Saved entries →
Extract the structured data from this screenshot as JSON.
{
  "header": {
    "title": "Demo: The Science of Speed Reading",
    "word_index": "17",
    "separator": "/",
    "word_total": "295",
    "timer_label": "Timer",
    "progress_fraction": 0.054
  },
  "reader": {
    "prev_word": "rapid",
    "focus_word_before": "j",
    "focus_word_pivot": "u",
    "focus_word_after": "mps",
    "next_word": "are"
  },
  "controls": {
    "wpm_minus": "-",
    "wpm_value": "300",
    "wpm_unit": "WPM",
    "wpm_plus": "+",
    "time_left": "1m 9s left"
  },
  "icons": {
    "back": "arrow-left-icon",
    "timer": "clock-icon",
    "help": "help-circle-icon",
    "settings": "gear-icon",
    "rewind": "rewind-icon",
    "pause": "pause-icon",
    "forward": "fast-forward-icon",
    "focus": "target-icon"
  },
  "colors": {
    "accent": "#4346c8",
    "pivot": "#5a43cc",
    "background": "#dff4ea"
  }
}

Task to carry out →
Identify the lines above that contain the word "left", then copy them.

Problem solution →
    "time_left": "1m 9s left"
    "back": "arrow-left-icon",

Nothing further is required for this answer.